● **What you need to do**: Wherever a line below holds the word "DHFR", copy that line.

Supplied entries Start Marker

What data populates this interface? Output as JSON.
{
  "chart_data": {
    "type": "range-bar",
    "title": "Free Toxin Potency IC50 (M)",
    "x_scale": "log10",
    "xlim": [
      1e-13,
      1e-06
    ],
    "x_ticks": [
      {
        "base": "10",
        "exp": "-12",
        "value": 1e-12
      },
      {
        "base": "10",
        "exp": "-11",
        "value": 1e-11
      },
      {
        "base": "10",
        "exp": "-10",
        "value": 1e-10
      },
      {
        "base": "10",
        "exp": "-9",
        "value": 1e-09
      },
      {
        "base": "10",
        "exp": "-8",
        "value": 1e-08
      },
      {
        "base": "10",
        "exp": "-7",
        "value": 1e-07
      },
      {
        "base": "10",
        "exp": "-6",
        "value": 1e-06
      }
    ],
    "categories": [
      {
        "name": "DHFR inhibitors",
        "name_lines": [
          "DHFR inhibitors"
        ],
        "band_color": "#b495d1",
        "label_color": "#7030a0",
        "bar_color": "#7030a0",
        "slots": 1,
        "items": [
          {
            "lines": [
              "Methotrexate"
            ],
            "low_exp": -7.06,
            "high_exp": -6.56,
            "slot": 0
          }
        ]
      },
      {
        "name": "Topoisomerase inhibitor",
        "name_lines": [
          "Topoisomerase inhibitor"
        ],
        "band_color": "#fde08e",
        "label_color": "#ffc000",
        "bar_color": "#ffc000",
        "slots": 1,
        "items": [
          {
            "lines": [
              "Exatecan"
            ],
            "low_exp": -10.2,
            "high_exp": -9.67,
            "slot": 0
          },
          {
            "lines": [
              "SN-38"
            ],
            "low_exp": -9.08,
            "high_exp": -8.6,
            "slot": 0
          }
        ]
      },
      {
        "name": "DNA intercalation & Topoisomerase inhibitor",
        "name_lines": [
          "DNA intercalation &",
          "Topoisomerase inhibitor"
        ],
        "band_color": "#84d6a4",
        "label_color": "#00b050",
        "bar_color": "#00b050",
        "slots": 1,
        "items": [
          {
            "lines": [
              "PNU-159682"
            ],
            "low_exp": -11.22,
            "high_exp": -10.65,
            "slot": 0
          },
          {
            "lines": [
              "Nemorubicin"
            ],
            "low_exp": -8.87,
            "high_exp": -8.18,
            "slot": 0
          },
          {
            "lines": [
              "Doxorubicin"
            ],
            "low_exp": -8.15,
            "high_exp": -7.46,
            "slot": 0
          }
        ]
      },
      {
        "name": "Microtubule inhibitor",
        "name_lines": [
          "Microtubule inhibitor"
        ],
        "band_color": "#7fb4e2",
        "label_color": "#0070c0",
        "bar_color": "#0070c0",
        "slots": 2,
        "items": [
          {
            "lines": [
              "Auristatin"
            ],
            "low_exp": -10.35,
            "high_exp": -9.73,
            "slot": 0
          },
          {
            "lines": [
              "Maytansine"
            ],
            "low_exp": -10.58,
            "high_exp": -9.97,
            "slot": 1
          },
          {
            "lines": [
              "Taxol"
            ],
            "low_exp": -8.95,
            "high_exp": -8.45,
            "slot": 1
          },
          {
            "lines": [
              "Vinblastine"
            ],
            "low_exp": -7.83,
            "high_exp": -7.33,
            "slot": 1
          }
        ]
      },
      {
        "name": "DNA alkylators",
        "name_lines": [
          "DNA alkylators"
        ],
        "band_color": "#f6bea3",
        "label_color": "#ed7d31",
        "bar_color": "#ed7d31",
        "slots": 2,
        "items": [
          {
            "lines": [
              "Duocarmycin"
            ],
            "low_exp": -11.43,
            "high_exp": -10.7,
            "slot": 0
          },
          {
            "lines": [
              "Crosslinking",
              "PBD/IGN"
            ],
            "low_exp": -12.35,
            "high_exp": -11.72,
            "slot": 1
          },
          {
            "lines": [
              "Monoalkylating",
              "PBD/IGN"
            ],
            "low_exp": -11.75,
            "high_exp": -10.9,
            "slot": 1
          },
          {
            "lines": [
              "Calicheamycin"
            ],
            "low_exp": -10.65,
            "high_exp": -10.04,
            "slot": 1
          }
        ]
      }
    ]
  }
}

Supplied entries End Marker

● **Reply**:
        "name": "DHFR inhibitors",
          "DHFR inhibitors"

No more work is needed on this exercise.